Exercise requirements — Quote every line below exactly as it reads.

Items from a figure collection
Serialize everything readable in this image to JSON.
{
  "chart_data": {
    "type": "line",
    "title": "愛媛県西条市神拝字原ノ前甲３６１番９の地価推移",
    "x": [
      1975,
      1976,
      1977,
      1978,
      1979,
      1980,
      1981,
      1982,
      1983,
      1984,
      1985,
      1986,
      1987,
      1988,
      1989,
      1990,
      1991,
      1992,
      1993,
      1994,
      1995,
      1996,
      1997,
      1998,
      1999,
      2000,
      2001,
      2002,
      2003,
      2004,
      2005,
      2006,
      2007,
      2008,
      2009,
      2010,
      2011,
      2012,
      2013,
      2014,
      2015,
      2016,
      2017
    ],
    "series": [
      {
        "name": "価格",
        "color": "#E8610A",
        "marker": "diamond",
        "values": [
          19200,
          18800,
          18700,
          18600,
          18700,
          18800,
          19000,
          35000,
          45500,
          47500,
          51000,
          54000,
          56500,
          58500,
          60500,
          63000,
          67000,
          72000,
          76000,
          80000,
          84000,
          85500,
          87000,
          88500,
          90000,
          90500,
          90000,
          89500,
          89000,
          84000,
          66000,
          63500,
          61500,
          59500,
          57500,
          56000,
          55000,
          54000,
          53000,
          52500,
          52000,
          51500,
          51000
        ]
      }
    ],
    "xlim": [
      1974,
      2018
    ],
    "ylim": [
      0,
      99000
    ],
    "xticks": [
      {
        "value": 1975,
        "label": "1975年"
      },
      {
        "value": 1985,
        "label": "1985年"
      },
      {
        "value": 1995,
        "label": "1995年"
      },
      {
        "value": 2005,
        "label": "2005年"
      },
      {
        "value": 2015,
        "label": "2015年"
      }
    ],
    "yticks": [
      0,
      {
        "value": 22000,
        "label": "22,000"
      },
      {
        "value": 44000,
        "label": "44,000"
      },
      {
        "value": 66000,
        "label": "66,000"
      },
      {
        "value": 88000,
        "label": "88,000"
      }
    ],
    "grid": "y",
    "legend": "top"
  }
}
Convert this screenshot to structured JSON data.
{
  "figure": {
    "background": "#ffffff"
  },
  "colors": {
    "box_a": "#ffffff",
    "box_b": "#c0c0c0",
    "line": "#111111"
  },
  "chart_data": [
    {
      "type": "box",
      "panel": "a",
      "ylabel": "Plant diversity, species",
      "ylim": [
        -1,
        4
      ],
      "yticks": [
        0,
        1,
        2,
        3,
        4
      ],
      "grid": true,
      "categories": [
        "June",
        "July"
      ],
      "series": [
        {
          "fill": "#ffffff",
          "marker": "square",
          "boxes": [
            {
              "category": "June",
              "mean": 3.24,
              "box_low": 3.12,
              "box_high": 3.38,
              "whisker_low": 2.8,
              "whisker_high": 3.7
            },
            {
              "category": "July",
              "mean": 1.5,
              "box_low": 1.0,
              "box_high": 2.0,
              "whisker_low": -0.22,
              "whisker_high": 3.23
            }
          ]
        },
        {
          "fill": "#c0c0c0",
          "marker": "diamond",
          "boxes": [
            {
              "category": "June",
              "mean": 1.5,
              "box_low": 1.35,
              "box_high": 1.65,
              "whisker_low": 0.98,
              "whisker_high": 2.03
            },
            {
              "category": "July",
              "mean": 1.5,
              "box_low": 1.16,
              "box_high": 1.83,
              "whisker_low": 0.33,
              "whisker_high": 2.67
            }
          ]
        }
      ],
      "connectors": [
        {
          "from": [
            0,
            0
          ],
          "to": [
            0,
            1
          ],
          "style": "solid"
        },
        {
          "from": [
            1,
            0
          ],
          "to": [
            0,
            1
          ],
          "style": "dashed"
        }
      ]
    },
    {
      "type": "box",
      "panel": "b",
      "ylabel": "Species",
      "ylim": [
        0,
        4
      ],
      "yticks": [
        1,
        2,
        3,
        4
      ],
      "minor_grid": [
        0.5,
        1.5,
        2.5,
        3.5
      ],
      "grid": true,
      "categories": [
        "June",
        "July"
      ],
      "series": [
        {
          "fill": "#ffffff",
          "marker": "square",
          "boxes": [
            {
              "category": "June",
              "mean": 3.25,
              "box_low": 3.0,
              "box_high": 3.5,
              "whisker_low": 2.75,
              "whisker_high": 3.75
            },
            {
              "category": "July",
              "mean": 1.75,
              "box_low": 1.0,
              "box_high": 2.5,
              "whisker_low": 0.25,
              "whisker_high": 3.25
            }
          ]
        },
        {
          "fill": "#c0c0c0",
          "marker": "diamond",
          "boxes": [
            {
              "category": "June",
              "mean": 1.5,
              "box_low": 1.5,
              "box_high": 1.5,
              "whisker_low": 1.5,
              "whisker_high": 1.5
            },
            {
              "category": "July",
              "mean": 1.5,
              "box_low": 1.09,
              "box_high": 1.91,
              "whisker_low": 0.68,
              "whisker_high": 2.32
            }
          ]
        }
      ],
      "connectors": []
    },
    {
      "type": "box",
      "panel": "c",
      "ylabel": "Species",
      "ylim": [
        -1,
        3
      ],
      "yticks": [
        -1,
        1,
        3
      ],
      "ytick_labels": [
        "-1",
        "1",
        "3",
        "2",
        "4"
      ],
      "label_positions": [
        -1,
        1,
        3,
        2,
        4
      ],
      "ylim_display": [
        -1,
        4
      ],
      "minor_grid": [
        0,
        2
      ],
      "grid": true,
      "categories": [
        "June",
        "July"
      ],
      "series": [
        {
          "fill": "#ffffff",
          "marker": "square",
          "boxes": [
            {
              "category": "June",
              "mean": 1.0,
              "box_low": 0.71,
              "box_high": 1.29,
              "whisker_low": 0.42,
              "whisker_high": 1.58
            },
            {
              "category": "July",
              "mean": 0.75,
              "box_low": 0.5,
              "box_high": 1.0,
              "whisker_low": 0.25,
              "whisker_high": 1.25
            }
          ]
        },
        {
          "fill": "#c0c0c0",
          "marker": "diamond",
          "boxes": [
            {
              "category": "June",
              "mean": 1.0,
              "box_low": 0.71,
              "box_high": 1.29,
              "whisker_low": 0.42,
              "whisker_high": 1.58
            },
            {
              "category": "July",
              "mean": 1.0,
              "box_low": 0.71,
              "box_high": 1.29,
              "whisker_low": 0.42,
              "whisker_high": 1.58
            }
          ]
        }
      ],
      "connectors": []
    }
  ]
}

Exercise solution —
Serialize everything readable in this image to JSON.
{
  "chart_data": {
    "type": "line",
    "title": "愛媛県西条市神拝字原ノ前甲３６１番９の地価推移",
    "x": [
      1975,
      1976,
      1977,
      1978,
      1979,
      1980,
      1981,
      1982,
      1983,
      1984,
      1985,
      1986,
      1987,
      1988,
      1989,
      1990,
      1991,
      1992,
      1993,
      1994,
      1995,
      1996,
      1997,
      1998,
      1999,
      2000,
      2001,
      2002,
      2003,
      2004,
      2005,
      2006,
      2007,
      2008,
      2009,
      2010,
      2011,
      2012,
      2013,
      2014,
      2015,
      2016,
      2017
    ],
    "series": [
      {
        "name": "価格",
        "color": "#E8610A",
        "marker": "diamond",
        "values": [
          19200,
          18800,
          18700,
          18600,
          18700,
          18800,
          19000,
          35000,
          45500,
          47500,
          51000,
          54000,
          56500,
          58500,
          60500,
          63000,
          67000,
          72000,
          76000,
          80000,
          84000,
          85500,
          87000,
          88500,
          90000,
          90500,
          90000,
          89500,
          89000,
          84000,
          66000,
          63500,
          61500,
          59500,
          57500,
          56000,
          55000,
          54000,
          53000,
          52500,
          52000,
          51500,
          51000
        ]
      }
    ],
    "xlim": [
      1974,
      2018
    ],
    "ylim": [
      0,
      99000
    ],
    "xticks": [
      {
        "value": 1975,
        "label": "1975年"
      },
      {
        "value": 1985,
        "label": "1985年"
      },
      {
        "value": 1995,
        "label": "1995年"
      },
      {
        "value": 2005,
        "label": "2005年"
      },
      {
        "value": 2015,
        "label": "2015年"
      }
    ],
    "yticks": [
      0,
      {
        "value": 22000,
        "label": "22,000"
      },
      {
        "value": 44000,
        "label": "44,000"
      },
      {
        "value": 66000,
        "label": "66,000"
      },
      {
        "value": 88000,
        "label": "88,000"
      }
    ],
    "grid": "y",
    "legend": "top"
  }
}
Convert this screenshot to structured JSON data.
{
  "figure": {
    "background": "#ffffff"
  },
  "colors": {
    "box_a": "#ffffff",
    "box_b": "#c0c0c0",
    "line": "#111111"
  },
  "chart_data": [
    {
      "type": "box",
      "panel": "a",
      "ylabel": "Plant diversity, species",
      "ylim": [
        -1,
        4
      ],
      "yticks": [
        0,
        1,
        2,
        3,
        4
      ],
      "grid": true,
      "categories": [
        "June",
        "July"
      ],
      "series": [
        {
          "fill": "#ffffff",
          "marker": "square",
          "boxes": [
            {
              "category": "June",
              "mean": 3.24,
              "box_low": 3.12,
              "box_high": 3.38,
              "whisker_low": 2.8,
              "whisker_high": 3.7
            },
            {
              "category": "July",
              "mean": 1.5,
              "box_low": 1.0,
              "box_high": 2.0,
              "whisker_low": -0.22,
              "whisker_high": 3.23
            }
          ]
        },
        {
          "fill": "#c0c0c0",
          "marker": "diamond",
          "boxes": [
            {
              "category": "June",
              "mean": 1.5,
              "box_low": 1.35,
              "box_high": 1.65,
              "whisker_low": 0.98,
              "whisker_high": 2.03
            },
            {
              "category": "July",
              "mean": 1.5,
              "box_low": 1.16,
              "box_high": 1.83,
              "whisker_low": 0.33,
              "whisker_high": 2.67
            }
          ]
        }
      ],
      "connectors": [
        {
          "from": [
            0,
            0
          ],
          "to": [
            0,
            1
          ],
          "style": "solid"
        },
        {
          "from": [
            1,
            0
          ],
          "to": [
            0,
            1
          ],
          "style": "dashed"
        }
      ]
    },
    {
      "type": "box",
      "panel": "b",
      "ylabel": "Species",
      "ylim": [
        0,
        4
      ],
      "yticks": [
        1,
        2,
        3,
        4
      ],
      "minor_grid": [
        0.5,
        1.5,
        2.5,
        3.5
      ],
      "grid": true,
      "categories": [
        "June",
        "July"
      ],
      "series": [
        {
          "fill": "#ffffff",
          "marker": "square",
          "boxes": [
            {
              "category": "June",
              "mean": 3.25,
              "box_low": 3.0,
              "box_high": 3.5,
              "whisker_low": 2.75,
              "whisker_high": 3.75
            },
            {
              "category": "July",
              "mean": 1.75,
              "box_low": 1.0,
              "box_high": 2.5,
              "whisker_low": 0.25,
              "whisker_high": 3.25
            }
          ]
        },
        {
          "fill": "#c0c0c0",
          "marker": "diamond",
          "boxes": [
            {
              "category": "June",
              "mean": 1.5,
              "box_low": 1.5,
              "box_high": 1.5,
              "whisker_low": 1.5,
              "whisker_high": 1.5
            },
            {
              "category": "July",
              "mean": 1.5,
              "box_low": 1.09,
              "box_high": 1.91,
              "whisker_low": 0.68,
              "whisker_high": 2.32
            }
          ]
        }
      ],
      "connectors": []
    },
    {
      "type": "box",
      "panel": "c",
      "ylabel": "Species",
      "ylim": [
        -1,
        3
      ],
      "yticks": [
        -1,
        1,
        3
      ],
      "ytick_labels": [
        "-1",
        "1",
        "3",
        "2",
        "4"
      ],
      "label_positions": [
        -1,
        1,
        3,
        2,
        4
      ],
      "ylim_display": [
        -1,
        4
      ],
      "minor_grid": [
        0,
        2
      ],
      "grid": true,
      "categories": [
        "June",
        "July"
      ],
      "series": [
        {
          "fill": "#ffffff",
          "marker": "square",
          "boxes": [
            {
              "category": "June",
              "mean": 1.0,
              "box_low": 0.71,
              "box_high": 1.29,
              "whisker_low": 0.42,
              "whisker_high": 1.58
            },
            {
              "category": "July",
              "mean": 0.75,
              "box_low": 0.5,
              "box_high": 1.0,
              "whisker_low": 0.25,
              "whisker_high": 1.25
            }
          ]
        },
        {
          "fill": "#c0c0c0",
          "marker": "diamond",
          "boxes": [
            {
              "category": "June",
              "mean": 1.0,
              "box_low": 0.71,
              "box_high": 1.29,
              "whisker_low": 0.42,
              "whisker_high": 1.58
            },
            {
              "category": "July",
              "mean": 1.0,
              "box_low": 0.71,
              "box_high": 1.29,
              "whisker_low": 0.42,
              "whisker_high": 1.58
            }
          ]
        }
      ],
      "connectors": []
    }
  ]
}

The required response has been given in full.